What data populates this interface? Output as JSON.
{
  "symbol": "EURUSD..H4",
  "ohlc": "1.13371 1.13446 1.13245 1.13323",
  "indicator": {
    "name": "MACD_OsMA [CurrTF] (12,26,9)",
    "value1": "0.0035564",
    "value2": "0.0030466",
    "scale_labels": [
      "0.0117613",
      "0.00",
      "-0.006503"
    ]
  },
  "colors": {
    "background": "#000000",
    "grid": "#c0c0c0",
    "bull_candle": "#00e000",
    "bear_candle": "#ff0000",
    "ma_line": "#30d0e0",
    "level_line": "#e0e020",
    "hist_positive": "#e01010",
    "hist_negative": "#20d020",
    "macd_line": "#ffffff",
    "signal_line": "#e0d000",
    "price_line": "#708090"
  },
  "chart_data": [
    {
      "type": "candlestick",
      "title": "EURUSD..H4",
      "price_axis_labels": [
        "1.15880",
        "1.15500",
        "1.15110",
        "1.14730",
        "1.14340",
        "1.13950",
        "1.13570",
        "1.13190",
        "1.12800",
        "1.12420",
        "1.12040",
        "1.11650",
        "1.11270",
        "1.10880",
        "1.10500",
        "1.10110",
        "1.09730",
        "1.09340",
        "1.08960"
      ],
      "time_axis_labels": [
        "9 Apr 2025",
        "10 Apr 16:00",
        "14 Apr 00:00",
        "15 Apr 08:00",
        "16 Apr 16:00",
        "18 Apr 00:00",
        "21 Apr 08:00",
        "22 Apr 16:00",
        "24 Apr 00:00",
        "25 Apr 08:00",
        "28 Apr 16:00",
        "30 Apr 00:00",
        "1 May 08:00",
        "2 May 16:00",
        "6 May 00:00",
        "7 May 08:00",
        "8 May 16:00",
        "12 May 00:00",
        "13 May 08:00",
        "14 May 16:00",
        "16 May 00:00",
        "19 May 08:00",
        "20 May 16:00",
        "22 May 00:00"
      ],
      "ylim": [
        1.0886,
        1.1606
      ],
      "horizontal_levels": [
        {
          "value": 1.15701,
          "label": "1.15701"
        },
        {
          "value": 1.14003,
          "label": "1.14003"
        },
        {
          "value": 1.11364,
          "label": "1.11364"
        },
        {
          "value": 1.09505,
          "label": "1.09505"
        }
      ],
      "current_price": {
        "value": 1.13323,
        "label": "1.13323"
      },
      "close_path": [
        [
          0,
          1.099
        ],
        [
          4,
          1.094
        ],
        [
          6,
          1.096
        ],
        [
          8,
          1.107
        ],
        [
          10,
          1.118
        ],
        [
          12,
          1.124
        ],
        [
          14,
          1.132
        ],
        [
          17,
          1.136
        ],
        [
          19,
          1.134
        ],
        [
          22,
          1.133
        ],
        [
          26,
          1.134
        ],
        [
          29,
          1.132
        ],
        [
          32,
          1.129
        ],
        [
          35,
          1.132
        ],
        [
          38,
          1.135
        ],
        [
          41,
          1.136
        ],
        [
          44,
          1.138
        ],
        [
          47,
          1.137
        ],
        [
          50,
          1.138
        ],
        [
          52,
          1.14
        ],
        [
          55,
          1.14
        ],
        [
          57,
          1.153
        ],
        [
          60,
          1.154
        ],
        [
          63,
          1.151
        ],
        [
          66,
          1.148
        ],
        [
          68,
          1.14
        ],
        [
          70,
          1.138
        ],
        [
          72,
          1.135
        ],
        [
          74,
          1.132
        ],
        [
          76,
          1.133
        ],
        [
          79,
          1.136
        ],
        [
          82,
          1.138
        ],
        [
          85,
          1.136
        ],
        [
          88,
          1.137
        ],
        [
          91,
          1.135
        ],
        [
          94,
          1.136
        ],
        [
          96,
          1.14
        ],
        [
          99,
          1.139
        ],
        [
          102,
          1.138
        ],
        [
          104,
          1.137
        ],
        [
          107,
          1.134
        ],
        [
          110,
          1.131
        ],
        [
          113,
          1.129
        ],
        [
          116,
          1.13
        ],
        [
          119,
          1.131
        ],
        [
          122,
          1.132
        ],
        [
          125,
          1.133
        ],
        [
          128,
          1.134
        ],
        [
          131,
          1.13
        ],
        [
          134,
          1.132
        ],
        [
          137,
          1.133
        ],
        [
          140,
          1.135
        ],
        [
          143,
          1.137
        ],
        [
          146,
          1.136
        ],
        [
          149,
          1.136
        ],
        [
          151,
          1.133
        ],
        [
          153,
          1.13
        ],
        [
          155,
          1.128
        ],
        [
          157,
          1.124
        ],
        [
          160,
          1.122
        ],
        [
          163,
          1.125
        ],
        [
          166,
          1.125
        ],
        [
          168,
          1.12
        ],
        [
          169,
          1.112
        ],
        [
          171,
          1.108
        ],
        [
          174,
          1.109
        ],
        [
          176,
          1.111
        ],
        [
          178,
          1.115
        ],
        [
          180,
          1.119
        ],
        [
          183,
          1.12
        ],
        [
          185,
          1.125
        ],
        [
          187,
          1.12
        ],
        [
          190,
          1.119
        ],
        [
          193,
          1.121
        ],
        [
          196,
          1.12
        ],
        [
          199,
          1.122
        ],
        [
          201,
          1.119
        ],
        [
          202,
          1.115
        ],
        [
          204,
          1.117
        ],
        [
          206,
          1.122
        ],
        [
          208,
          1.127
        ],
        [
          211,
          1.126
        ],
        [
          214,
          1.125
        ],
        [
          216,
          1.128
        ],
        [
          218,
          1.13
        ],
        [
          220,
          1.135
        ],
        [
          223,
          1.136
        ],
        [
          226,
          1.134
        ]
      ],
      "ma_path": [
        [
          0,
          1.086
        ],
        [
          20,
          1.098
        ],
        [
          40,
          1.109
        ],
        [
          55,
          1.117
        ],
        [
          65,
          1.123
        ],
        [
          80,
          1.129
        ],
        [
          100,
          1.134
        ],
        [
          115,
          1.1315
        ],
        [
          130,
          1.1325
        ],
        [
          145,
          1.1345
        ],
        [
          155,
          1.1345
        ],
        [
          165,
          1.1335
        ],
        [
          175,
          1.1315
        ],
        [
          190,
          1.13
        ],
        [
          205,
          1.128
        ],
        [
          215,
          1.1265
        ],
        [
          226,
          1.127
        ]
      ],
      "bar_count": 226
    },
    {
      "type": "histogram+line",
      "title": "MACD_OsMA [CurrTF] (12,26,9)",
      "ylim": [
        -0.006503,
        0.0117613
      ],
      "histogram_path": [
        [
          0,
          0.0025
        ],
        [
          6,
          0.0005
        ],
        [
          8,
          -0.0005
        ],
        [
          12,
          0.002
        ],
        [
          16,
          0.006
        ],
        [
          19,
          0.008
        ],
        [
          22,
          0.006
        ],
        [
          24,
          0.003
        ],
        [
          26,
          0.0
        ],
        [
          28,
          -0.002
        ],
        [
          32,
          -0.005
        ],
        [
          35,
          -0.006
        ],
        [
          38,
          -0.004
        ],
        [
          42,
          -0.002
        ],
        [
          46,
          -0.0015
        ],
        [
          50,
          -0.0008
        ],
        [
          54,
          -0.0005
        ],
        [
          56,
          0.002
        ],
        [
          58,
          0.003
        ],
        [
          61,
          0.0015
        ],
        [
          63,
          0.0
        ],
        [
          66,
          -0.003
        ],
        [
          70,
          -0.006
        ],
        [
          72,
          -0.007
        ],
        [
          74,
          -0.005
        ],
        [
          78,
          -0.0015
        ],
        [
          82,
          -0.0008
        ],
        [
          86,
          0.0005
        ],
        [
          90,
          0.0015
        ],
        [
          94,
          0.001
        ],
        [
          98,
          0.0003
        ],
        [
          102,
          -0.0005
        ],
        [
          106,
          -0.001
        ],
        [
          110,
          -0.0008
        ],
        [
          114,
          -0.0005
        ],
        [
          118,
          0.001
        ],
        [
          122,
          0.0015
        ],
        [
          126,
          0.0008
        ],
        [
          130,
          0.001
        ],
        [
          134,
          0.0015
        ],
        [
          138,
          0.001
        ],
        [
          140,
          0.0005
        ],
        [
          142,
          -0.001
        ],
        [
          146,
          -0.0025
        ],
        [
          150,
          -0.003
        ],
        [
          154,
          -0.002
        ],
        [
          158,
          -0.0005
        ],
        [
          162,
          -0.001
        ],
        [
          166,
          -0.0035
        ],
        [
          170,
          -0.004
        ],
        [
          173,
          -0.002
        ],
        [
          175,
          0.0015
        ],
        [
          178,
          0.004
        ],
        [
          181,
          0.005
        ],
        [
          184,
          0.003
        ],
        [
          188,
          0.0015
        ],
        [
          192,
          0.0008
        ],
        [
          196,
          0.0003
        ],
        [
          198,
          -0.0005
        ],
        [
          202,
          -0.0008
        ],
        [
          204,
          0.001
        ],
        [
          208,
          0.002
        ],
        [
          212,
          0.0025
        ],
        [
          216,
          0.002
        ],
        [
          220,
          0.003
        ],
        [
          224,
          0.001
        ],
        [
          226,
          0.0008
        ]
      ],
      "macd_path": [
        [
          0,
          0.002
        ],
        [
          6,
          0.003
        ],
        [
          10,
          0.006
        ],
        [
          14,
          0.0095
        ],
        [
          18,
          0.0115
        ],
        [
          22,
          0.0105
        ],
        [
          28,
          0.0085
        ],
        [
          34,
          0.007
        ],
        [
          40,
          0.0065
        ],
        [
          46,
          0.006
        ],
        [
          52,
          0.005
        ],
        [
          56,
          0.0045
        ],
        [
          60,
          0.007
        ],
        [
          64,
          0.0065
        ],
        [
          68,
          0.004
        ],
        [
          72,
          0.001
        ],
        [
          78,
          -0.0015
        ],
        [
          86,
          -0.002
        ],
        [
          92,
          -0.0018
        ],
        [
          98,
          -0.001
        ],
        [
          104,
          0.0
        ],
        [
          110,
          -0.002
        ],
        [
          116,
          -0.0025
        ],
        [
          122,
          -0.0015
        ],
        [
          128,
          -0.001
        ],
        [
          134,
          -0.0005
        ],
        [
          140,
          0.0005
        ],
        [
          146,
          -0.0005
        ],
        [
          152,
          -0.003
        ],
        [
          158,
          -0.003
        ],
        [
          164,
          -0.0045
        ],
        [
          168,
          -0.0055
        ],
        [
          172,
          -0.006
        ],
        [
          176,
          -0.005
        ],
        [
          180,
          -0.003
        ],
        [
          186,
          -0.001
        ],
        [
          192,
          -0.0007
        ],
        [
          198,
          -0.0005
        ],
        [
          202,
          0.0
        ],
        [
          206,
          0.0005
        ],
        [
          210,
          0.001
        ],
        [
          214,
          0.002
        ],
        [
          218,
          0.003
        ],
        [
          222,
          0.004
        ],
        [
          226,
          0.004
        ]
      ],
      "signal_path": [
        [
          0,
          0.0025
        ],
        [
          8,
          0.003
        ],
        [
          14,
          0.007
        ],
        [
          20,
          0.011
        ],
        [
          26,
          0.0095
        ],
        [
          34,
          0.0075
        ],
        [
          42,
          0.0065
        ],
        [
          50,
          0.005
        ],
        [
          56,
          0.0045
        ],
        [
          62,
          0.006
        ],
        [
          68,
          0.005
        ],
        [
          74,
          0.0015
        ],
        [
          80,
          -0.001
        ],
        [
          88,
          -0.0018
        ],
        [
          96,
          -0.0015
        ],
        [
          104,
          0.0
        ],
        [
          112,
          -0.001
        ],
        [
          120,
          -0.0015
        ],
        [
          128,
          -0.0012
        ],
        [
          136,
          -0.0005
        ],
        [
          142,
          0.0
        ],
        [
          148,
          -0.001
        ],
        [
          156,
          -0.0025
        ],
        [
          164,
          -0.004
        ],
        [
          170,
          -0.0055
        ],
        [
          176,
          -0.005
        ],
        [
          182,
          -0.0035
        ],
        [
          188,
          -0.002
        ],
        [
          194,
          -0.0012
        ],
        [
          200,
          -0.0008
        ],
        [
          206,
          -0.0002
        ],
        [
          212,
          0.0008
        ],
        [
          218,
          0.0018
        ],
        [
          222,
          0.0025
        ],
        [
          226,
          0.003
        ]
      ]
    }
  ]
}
§ §
◆ **EXERCISE**
Search the records for the string "CurrTF" and return every line in which it occurs.

◆ **CORRECT ANSWER**
    "name": "MACD_OsMA [CurrTF] (12,26,9)",
      "title": "MACD_OsMA [CurrTF] (12,26,9)",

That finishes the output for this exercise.